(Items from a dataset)
begin

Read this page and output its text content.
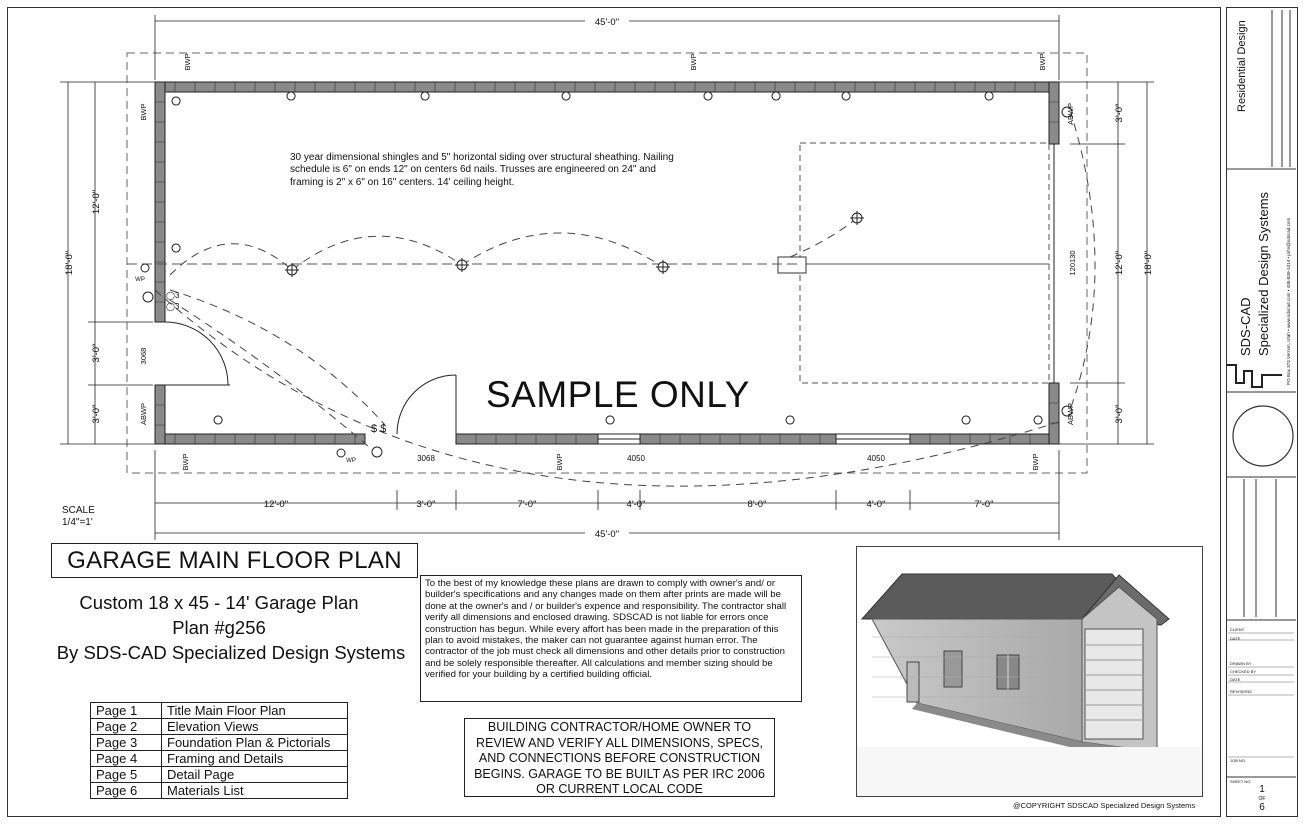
$ $
◯3
◯3
45'-0"
45'-0"
12'-0"	3'-0"	7'-0"	4'-0"	8'-0"	4'-0"	7'-0"
18'-0"
12'-0"
3'-0"
3'-0"
18'-0"
3'-0"
12'-0"
3'-0"
BWP	BWP	BWP
BWP
ABWP
ABWP
ABWP
BWP	BWP	BWP
3068
120130
3068	4050	4050
WP
WP
30 year dimensional shingles and 5" horizontal siding over structural sheathing. Nailing schedule is 6" on ends 12" on centers 6d nails. Trusses are engineered on 24" and framing is 2" x 6" on 16" centers. 14' ceiling height.
SAMPLE ONLY
SCALE
1/4"=1'
GARAGE MAIN FLOOR PLAN
Custom 18 x 45 - 14' Garage Plan
Plan #g256
By SDS-CAD Specialized Design Systems
Page 1	Title Main Floor Plan
Page 2	Elevation Views
Page 3	Foundation Plan & Pictorials
Page 4	Framing and Details
Page 5	Detail Page
Page 6	Materials List
To the best of my knowledge these plans are drawn to comply with owner's and/ or builder's specifications and any changes made on them after prints are made will be done at the owner's and / or builder's expence and responsibility. The contractor shall verify all dimensions and enclosed drawing. SDSCAD is not liable for errors once construction has begun. While every affort has been made in the preparation of this plan to avoid mistakes, the maker can not guarantee against human error. The contractor of the job must check all dimensions and other details prior to construction and be solely responsible thereafter. All calculations and member sizing should be verified for your building by a certified building official.
BUILDING CONTRACTOR/HOME OWNER TO REVIEW AND VERIFY ALL DIMENSIONS, SPECS, AND CONNECTIONS BEFORE CONSTRUCTION BEGINS. GARAGE TO BE BUILT AS PER IRC 2006 OR CURRENT LOCAL CODE
@COPYRIGHT SDSCAD Specialized Design Systems
Residential Design
SDS-CAD Specialized Design Systems	PO Box 374 Vernon, Utah • www.sdscad.com • 435-839-1014 • john@sdscad.com
CLIENT
DATE
DRAWN BY
CHECKED BY
DATE
REVISIONS
JOB NO.
SHEET NO.
1
OF
6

end

**Directions for this task**
From the data, pick out every line that includes "Design".

**Expected output**
By SDS-CAD Specialized Design Systems
@COPYRIGHT SDSCAD Specialized Design Systems
Residential Design
SDS-CAD Specialized Design Systems	PO Box 374 Vernon, Utah • www.sdscad.com • 435-839-1014 • john@sdscad.com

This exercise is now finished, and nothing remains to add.